START

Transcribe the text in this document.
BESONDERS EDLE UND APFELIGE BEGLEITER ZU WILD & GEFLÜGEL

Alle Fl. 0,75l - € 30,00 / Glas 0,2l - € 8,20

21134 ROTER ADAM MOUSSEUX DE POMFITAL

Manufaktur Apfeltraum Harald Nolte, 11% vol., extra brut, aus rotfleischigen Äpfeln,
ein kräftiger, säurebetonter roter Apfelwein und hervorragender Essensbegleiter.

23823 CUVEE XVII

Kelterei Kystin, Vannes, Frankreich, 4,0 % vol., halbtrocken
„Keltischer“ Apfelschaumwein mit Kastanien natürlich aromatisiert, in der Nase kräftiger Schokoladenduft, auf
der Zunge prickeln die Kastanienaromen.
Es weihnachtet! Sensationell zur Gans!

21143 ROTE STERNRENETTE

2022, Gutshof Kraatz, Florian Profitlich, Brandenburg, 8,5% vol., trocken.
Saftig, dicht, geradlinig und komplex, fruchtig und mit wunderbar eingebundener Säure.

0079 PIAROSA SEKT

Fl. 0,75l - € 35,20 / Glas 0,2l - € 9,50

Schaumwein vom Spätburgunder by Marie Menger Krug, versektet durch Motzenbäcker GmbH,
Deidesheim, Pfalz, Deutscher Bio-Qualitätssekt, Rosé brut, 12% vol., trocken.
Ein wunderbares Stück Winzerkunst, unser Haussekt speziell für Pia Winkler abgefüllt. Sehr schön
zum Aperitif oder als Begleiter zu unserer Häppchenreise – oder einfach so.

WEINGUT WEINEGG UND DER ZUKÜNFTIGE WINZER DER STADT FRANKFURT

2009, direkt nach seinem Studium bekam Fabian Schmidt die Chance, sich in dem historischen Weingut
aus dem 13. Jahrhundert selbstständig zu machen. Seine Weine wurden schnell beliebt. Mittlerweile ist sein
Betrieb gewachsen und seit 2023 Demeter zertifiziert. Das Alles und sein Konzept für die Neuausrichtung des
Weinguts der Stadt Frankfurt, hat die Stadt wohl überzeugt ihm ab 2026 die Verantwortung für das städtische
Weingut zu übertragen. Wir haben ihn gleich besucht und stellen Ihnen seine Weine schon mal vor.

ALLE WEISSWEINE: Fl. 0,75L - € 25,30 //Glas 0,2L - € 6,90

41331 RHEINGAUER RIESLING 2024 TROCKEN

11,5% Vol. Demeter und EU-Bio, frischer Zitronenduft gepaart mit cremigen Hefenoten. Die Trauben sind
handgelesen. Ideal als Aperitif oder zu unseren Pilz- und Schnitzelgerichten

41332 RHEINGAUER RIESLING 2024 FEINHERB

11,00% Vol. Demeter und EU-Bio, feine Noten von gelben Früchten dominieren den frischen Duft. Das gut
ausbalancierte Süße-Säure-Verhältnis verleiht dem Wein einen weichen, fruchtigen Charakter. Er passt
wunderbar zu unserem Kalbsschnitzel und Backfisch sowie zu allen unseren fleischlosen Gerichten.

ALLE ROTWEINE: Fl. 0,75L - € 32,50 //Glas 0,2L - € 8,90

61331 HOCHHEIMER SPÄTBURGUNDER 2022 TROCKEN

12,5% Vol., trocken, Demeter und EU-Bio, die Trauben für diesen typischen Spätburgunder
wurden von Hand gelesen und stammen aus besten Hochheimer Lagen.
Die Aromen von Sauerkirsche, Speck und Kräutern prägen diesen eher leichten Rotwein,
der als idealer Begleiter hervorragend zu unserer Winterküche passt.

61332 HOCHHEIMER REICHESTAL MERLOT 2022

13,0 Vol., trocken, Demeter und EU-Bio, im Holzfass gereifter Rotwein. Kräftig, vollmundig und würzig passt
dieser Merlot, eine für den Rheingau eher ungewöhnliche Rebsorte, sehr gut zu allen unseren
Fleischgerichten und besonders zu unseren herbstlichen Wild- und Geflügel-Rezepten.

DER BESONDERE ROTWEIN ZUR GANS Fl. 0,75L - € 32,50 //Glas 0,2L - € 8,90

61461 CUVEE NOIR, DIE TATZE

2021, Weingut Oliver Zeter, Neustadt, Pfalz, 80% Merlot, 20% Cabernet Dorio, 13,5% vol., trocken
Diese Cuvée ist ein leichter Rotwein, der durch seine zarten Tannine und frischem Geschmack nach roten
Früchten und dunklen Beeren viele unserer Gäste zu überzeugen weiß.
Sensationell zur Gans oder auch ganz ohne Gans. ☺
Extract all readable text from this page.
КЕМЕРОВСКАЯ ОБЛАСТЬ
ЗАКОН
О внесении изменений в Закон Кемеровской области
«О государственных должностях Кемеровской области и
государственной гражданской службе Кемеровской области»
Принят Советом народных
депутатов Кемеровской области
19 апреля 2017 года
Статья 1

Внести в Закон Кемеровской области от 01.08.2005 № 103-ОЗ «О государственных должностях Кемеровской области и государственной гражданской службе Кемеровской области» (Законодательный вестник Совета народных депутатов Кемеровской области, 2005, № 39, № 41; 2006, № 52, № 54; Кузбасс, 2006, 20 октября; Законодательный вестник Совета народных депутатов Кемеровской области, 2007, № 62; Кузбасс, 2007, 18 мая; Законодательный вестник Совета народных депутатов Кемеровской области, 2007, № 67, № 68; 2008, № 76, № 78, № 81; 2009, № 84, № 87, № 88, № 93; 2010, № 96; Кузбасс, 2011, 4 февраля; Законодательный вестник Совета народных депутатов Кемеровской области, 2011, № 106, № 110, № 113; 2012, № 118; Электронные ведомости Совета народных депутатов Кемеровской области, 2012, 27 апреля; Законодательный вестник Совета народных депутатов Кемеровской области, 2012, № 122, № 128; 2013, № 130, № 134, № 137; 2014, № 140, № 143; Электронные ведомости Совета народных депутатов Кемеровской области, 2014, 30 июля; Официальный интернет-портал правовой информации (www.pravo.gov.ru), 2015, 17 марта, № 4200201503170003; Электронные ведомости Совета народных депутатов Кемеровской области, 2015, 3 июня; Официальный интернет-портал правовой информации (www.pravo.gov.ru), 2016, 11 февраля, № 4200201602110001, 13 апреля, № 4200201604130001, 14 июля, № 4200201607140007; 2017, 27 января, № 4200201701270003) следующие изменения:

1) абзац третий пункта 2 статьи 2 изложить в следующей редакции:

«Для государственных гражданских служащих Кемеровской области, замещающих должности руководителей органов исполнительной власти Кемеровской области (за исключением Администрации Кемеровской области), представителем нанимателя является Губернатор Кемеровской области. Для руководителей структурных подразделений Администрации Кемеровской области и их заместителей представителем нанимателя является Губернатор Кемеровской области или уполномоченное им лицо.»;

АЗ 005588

END

YOUR INSTRUCTIONS: Your task is to retype all the records above with nothing left out.

IN RESPONSE:
Transcribe the text in this document.
BESONDERS EDLE UND APFELIGE BEGLEITER ZU WILD & GEFLÜGEL

Alle Fl. 0,75l - € 30,00 / Glas 0,2l - € 8,20

21134 ROTER ADAM MOUSSEUX DE POMFITAL

Manufaktur Apfeltraum Harald Nolte, 11% vol., extra brut, aus rotfleischigen Äpfeln,
ein kräftiger, säurebetonter roter Apfelwein und hervorragender Essensbegleiter.

23823 CUVEE XVII

Kelterei Kystin, Vannes, Frankreich, 4,0 % vol., halbtrocken
„Keltischer“ Apfelschaumwein mit Kastanien natürlich aromatisiert, in der Nase kräftiger Schokoladenduft, auf
der Zunge prickeln die Kastanienaromen.
Es weihnachtet! Sensationell zur Gans!

21143 ROTE STERNRENETTE

2022, Gutshof Kraatz, Florian Profitlich, Brandenburg, 8,5% vol., trocken.
Saftig, dicht, geradlinig und komplex, fruchtig und mit wunderbar eingebundener Säure.

0079 PIAROSA SEKT

Fl. 0,75l - € 35,20 / Glas 0,2l - € 9,50

Schaumwein vom Spätburgunder by Marie Menger Krug, versektet durch Motzenbäcker GmbH,
Deidesheim, Pfalz, Deutscher Bio-Qualitätssekt, Rosé brut, 12% vol., trocken.
Ein wunderbares Stück Winzerkunst, unser Haussekt speziell für Pia Winkler abgefüllt. Sehr schön
zum Aperitif oder als Begleiter zu unserer Häppchenreise – oder einfach so.

WEINGUT WEINEGG UND DER ZUKÜNFTIGE WINZER DER STADT FRANKFURT

2009, direkt nach seinem Studium bekam Fabian Schmidt die Chance, sich in dem historischen Weingut
aus dem 13. Jahrhundert selbstständig zu machen. Seine Weine wurden schnell beliebt. Mittlerweile ist sein
Betrieb gewachsen und seit 2023 Demeter zertifiziert. Das Alles und sein Konzept für die Neuausrichtung des
Weinguts der Stadt Frankfurt, hat die Stadt wohl überzeugt ihm ab 2026 die Verantwortung für das städtische
Weingut zu übertragen. Wir haben ihn gleich besucht und stellen Ihnen seine Weine schon mal vor.

ALLE WEISSWEINE: Fl. 0,75L - € 25,30 //Glas 0,2L - € 6,90

41331 RHEINGAUER RIESLING 2024 TROCKEN

11,5% Vol. Demeter und EU-Bio, frischer Zitronenduft gepaart mit cremigen Hefenoten. Die Trauben sind
handgelesen. Ideal als Aperitif oder zu unseren Pilz- und Schnitzelgerichten

41332 RHEINGAUER RIESLING 2024 FEINHERB

11,00% Vol. Demeter und EU-Bio, feine Noten von gelben Früchten dominieren den frischen Duft. Das gut
ausbalancierte Süße-Säure-Verhältnis verleiht dem Wein einen weichen, fruchtigen Charakter. Er passt
wunderbar zu unserem Kalbsschnitzel und Backfisch sowie zu allen unseren fleischlosen Gerichten.

ALLE ROTWEINE: Fl. 0,75L - € 32,50 //Glas 0,2L - € 8,90

61331 HOCHHEIMER SPÄTBURGUNDER 2022 TROCKEN

12,5% Vol., trocken, Demeter und EU-Bio, die Trauben für diesen typischen Spätburgunder
wurden von Hand gelesen und stammen aus besten Hochheimer Lagen.
Die Aromen von Sauerkirsche, Speck und Kräutern prägen diesen eher leichten Rotwein,
der als idealer Begleiter hervorragend zu unserer Winterküche passt.

61332 HOCHHEIMER REICHESTAL MERLOT 2022

13,0 Vol., trocken, Demeter und EU-Bio, im Holzfass gereifter Rotwein. Kräftig, vollmundig und würzig passt
dieser Merlot, eine für den Rheingau eher ungewöhnliche Rebsorte, sehr gut zu allen unseren
Fleischgerichten und besonders zu unseren herbstlichen Wild- und Geflügel-Rezepten.

DER BESONDERE ROTWEIN ZUR GANS Fl. 0,75L - € 32,50 //Glas 0,2L - € 8,90

61461 CUVEE NOIR, DIE TATZE

2021, Weingut Oliver Zeter, Neustadt, Pfalz, 80% Merlot, 20% Cabernet Dorio, 13,5% vol., trocken
Diese Cuvée ist ein leichter Rotwein, der durch seine zarten Tannine und frischem Geschmack nach roten
Früchten und dunklen Beeren viele unserer Gäste zu überzeugen weiß.
Sensationell zur Gans oder auch ganz ohne Gans. ☺
Extract all readable text from this page.
КЕМЕРОВСКАЯ ОБЛАСТЬ
ЗАКОН
О внесении изменений в Закон Кемеровской области
«О государственных должностях Кемеровской области и
государственной гражданской службе Кемеровской области»
Принят Советом народных
депутатов Кемеровской области
19 апреля 2017 года
Статья 1

Внести в Закон Кемеровской области от 01.08.2005 № 103-ОЗ «О государственных должностях Кемеровской области и государственной гражданской службе Кемеровской области» (Законодательный вестник Совета народных депутатов Кемеровской области, 2005, № 39, № 41; 2006, № 52, № 54; Кузбасс, 2006, 20 октября; Законодательный вестник Совета народных депутатов Кемеровской области, 2007, № 62; Кузбасс, 2007, 18 мая; Законодательный вестник Совета народных депутатов Кемеровской области, 2007, № 67, № 68; 2008, № 76, № 78, № 81; 2009, № 84, № 87, № 88, № 93; 2010, № 96; Кузбасс, 2011, 4 февраля; Законодательный вестник Совета народных депутатов Кемеровской области, 2011, № 106, № 110, № 113; 2012, № 118; Электронные ведомости Совета народных депутатов Кемеровской области, 2012, 27 апреля; Законодательный вестник Совета народных депутатов Кемеровской области, 2012, № 122, № 128; 2013, № 130, № 134, № 137; 2014, № 140, № 143; Электронные ведомости Совета народных депутатов Кемеровской области, 2014, 30 июля; Официальный интернет-портал правовой информации (www.pravo.gov.ru), 2015, 17 марта, № 4200201503170003; Электронные ведомости Совета народных депутатов Кемеровской области, 2015, 3 июня; Официальный интернет-портал правовой информации (www.pravo.gov.ru), 2016, 11 февраля, № 4200201602110001, 13 апреля, № 4200201604130001, 14 июля, № 4200201607140007; 2017, 27 января, № 4200201701270003) следующие изменения:

1) абзац третий пункта 2 статьи 2 изложить в следующей редакции:

«Для государственных гражданских служащих Кемеровской области, замещающих должности руководителей органов исполнительной власти Кемеровской области (за исключением Администрации Кемеровской области), представителем нанимателя является Губернатор Кемеровской области. Для руководителей структурных подразделений Администрации Кемеровской области и их заместителей представителем нанимателя является Губернатор Кемеровской области или уполномоченное им лицо.»;

АЗ 005588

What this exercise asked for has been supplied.